▶ [DATASET RECORDS]:
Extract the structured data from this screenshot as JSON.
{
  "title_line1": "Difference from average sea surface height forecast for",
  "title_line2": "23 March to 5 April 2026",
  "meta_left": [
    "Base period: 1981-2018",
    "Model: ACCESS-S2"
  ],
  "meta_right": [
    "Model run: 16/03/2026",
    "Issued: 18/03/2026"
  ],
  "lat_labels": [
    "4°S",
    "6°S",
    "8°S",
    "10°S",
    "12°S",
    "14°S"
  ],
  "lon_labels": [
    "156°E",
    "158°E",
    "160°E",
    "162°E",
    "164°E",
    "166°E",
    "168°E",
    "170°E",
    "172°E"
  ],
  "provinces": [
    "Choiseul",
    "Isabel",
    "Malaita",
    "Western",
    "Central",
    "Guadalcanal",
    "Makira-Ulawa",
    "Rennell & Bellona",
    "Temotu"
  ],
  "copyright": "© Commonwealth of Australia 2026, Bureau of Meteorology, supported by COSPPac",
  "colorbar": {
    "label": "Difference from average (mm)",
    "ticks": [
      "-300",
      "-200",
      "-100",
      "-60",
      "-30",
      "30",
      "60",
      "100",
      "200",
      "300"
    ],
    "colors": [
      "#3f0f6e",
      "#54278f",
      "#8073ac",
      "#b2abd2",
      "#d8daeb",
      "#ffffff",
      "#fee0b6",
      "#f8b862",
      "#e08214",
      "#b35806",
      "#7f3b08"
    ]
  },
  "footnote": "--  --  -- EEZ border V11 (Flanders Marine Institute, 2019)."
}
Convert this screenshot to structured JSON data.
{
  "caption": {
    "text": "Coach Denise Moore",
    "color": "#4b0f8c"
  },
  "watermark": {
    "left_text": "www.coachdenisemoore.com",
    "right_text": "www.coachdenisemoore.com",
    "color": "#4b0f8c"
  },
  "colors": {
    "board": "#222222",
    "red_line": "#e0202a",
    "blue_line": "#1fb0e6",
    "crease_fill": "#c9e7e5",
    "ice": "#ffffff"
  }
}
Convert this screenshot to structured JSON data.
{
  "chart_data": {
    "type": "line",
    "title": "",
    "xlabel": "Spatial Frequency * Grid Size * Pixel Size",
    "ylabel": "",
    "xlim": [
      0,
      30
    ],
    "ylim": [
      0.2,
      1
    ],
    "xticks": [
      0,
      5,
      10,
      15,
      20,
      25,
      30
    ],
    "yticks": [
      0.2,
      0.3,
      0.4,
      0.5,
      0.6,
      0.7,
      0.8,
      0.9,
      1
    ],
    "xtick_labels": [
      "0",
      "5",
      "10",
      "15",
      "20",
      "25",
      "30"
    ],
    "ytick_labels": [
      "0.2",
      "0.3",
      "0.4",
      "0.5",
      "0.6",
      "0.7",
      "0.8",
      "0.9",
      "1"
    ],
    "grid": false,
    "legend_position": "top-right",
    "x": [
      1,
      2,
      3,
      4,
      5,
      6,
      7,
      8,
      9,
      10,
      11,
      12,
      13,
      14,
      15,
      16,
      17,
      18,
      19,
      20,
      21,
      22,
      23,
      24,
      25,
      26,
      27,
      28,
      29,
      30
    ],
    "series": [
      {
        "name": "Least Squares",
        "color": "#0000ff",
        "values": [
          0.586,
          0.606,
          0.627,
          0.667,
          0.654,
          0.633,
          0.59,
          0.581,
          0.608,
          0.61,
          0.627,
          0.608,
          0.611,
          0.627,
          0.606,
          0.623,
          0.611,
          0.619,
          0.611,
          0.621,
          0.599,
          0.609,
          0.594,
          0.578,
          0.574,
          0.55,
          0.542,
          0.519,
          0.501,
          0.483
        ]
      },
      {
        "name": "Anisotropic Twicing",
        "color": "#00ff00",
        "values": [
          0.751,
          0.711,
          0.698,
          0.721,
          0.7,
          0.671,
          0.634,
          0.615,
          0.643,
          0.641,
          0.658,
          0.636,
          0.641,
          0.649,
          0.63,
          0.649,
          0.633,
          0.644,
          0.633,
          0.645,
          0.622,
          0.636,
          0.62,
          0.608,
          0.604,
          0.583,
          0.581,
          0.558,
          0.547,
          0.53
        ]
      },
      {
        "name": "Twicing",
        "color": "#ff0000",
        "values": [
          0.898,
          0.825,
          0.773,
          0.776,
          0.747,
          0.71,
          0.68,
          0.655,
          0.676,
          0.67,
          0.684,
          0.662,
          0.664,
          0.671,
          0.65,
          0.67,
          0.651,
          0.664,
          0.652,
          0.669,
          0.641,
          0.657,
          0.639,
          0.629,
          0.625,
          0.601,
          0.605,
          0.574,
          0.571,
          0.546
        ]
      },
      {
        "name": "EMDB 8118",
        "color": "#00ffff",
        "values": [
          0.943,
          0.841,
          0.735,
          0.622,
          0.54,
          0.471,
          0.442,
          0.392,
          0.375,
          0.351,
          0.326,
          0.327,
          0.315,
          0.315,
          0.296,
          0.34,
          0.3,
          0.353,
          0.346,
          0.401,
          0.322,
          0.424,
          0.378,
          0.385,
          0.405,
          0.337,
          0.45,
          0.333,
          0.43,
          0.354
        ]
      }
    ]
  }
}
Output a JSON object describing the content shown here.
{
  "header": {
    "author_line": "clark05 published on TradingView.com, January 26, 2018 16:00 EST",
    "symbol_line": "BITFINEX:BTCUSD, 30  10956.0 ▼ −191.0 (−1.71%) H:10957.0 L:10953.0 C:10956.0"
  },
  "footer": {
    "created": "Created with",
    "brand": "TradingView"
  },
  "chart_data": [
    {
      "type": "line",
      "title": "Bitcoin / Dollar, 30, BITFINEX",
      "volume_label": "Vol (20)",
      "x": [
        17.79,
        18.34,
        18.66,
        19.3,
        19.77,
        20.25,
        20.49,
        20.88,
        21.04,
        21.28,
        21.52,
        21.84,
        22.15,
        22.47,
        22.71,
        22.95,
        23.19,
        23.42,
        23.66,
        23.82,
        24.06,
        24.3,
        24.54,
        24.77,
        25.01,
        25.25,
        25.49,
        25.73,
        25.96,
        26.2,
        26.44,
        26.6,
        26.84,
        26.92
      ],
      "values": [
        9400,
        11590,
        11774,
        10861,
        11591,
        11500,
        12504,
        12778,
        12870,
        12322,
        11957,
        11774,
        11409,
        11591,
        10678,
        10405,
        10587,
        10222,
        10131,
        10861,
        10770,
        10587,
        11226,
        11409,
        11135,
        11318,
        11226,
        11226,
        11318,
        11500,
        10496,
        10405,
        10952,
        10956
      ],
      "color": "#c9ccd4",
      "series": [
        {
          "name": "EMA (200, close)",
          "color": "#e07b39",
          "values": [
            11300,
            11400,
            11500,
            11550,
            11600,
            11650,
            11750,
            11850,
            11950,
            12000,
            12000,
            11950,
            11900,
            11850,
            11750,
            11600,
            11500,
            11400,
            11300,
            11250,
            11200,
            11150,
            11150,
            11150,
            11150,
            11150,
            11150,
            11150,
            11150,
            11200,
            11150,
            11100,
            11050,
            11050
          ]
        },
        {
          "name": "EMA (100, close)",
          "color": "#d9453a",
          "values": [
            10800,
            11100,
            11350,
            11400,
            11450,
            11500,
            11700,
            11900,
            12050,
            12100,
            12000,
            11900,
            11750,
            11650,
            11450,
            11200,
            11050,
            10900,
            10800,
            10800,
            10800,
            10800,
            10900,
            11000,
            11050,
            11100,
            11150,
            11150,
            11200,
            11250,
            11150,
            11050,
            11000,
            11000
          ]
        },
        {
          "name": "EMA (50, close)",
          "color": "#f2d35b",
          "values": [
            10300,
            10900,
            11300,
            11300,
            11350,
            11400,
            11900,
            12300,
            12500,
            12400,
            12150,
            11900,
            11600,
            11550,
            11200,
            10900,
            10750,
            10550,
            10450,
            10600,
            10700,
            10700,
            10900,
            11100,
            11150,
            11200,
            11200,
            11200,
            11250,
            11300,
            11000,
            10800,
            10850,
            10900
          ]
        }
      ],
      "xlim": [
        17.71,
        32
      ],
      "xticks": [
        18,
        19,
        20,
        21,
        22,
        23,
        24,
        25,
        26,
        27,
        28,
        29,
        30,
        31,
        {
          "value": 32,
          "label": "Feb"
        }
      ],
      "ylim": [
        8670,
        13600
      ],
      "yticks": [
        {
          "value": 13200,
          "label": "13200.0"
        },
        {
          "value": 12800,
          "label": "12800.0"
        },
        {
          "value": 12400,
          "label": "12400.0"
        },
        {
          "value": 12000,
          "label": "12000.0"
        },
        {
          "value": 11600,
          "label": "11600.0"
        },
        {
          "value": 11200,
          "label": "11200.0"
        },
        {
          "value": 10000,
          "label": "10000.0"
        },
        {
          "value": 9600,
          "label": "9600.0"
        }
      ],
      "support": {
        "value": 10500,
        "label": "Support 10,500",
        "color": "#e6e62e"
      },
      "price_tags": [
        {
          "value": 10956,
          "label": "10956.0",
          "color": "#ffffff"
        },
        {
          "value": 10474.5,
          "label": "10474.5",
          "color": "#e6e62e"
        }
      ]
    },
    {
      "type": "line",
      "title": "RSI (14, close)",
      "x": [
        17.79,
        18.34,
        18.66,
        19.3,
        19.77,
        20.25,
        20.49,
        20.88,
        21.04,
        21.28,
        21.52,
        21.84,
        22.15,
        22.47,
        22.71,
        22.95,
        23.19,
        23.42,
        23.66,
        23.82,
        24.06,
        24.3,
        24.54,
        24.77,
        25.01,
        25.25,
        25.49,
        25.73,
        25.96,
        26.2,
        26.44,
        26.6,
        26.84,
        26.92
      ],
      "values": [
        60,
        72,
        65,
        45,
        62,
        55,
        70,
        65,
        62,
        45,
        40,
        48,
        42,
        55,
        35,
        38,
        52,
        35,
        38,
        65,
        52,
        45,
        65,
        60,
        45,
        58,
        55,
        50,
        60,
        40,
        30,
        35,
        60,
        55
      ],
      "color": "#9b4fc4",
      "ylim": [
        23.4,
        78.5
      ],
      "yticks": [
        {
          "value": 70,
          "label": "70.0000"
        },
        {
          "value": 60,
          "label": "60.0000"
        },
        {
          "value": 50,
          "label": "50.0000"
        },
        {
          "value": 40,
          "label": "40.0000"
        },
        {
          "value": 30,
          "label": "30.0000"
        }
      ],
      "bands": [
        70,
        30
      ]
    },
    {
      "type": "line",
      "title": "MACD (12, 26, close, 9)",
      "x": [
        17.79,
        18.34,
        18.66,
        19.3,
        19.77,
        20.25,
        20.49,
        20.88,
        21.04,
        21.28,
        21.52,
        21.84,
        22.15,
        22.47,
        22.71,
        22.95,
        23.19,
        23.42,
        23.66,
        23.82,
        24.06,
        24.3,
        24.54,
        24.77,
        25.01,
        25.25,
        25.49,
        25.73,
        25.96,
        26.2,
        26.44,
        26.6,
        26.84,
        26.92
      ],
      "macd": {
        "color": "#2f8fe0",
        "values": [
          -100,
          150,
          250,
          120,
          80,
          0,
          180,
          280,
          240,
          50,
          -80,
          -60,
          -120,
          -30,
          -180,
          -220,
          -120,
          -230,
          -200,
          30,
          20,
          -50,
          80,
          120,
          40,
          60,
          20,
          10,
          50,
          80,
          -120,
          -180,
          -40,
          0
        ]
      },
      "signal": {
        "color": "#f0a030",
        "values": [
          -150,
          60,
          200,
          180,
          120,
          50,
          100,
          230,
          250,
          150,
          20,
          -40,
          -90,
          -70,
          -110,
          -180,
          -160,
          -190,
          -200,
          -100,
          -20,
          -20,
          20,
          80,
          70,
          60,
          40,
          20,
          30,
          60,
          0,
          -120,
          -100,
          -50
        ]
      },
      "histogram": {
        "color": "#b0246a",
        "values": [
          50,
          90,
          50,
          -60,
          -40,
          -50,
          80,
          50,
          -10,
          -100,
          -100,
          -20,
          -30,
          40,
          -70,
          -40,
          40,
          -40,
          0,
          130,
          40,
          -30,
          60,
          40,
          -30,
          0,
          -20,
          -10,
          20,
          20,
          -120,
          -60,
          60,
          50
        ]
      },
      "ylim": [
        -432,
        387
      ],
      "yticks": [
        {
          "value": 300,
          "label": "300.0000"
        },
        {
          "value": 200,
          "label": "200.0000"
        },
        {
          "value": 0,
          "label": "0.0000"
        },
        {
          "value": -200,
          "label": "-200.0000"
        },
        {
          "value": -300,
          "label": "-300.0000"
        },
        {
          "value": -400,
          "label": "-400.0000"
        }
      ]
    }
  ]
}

▶ [OBJECTIVE]: Look through the data above. Copy every line with the string "from" in it.

▶ [RESULT]:
Extract the structured data from this screenshot as JSON.
  "title_line1": "Difference from average sea surface height forecast for",
    "label": "Difference from average (mm)",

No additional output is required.